▸ THE PROBLEM
Provide the number of lines containing the word "text", and nothing else.

▸ SUPPLIED MATERIAL
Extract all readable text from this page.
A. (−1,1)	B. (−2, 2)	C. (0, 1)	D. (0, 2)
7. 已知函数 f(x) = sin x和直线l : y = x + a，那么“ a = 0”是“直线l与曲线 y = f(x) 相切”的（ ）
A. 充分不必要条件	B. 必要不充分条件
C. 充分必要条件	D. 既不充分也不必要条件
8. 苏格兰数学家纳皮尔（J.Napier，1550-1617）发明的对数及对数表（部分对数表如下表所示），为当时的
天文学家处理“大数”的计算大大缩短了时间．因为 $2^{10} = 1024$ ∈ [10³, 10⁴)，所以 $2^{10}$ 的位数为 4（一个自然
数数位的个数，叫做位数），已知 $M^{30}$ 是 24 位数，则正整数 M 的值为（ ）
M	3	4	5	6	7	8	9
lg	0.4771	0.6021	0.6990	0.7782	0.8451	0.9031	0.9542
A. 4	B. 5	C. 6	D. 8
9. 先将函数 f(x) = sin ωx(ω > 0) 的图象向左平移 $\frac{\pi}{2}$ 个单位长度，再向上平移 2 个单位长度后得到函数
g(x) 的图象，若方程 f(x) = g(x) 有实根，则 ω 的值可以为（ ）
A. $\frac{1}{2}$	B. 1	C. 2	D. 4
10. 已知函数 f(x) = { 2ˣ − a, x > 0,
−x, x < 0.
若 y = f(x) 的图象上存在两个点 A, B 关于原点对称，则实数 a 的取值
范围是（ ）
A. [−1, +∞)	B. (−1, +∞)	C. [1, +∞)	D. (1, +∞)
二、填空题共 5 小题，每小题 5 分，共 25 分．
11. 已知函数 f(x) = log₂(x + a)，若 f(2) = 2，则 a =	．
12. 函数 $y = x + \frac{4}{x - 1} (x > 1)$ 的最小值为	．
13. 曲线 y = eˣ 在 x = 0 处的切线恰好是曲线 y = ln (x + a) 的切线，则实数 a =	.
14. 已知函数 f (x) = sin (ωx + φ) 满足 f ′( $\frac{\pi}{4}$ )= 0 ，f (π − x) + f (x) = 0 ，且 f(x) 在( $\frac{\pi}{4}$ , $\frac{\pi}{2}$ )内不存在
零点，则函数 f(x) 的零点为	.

* * *

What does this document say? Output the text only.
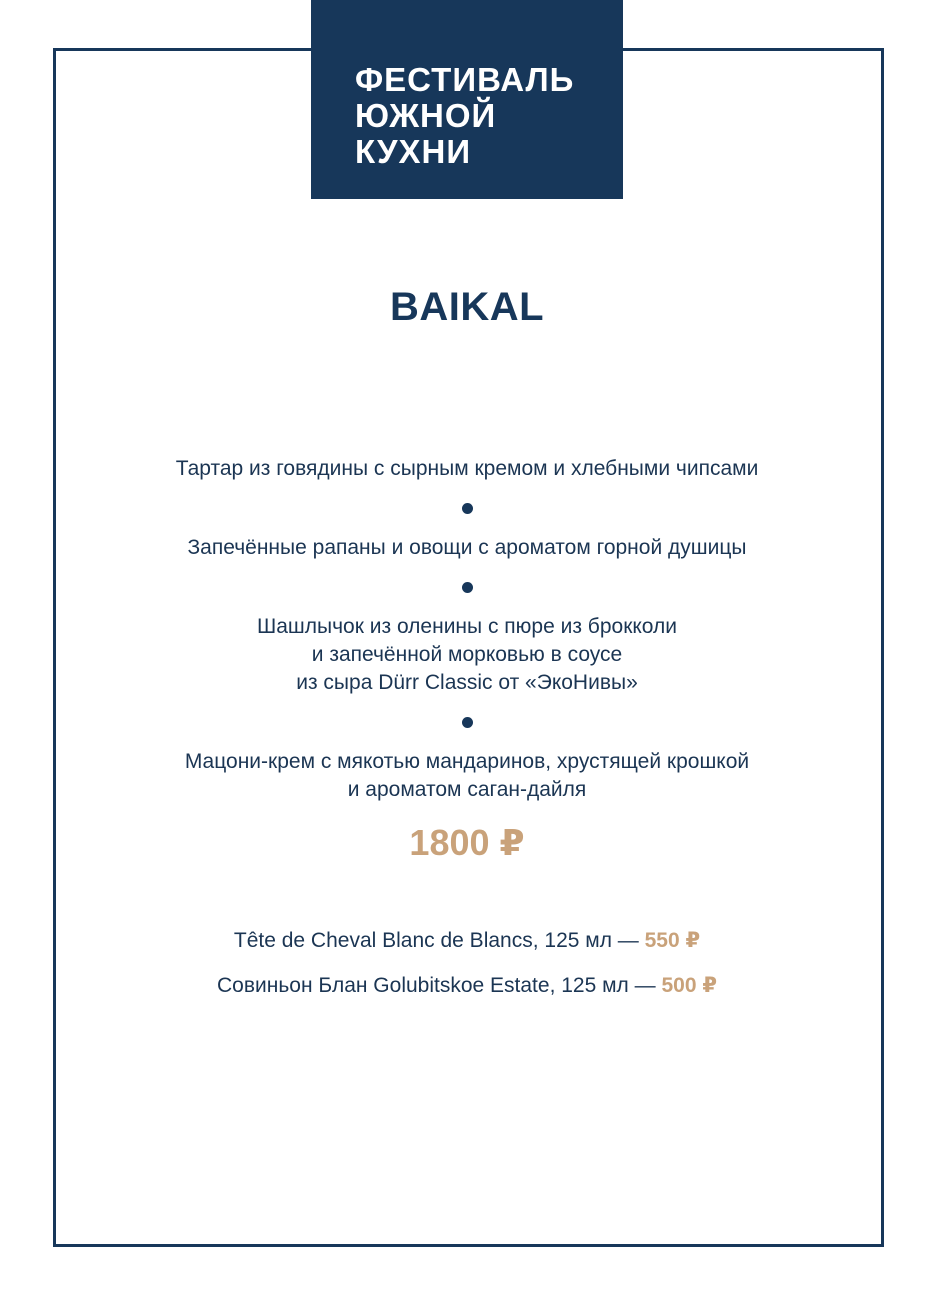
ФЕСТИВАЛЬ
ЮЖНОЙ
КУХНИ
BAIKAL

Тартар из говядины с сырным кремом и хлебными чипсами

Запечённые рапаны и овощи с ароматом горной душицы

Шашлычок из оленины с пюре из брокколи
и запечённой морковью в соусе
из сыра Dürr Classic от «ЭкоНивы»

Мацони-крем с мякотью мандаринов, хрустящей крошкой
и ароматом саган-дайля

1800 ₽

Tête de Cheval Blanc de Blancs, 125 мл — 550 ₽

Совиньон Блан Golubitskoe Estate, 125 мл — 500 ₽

--

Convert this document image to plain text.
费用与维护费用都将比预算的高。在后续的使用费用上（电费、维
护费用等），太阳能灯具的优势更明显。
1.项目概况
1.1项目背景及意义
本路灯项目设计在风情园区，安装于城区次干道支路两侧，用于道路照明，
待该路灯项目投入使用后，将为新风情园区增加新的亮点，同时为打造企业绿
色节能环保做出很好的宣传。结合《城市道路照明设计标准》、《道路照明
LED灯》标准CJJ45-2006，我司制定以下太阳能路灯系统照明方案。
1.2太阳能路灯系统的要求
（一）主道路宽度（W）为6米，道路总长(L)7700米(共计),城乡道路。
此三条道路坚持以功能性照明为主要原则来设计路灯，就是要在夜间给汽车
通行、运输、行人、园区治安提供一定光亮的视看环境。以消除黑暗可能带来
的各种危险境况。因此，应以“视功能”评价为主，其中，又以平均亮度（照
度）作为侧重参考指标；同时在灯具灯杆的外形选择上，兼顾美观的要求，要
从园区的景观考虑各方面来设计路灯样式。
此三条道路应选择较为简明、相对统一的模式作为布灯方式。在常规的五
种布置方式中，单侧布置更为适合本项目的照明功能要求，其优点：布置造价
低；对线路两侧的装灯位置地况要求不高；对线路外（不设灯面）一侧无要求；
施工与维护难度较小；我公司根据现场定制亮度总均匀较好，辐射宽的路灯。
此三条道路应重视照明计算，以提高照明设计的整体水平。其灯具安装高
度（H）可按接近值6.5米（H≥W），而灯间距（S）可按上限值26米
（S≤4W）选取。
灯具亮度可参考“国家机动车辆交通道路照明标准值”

▸ RESULT FOR THIS TASK
3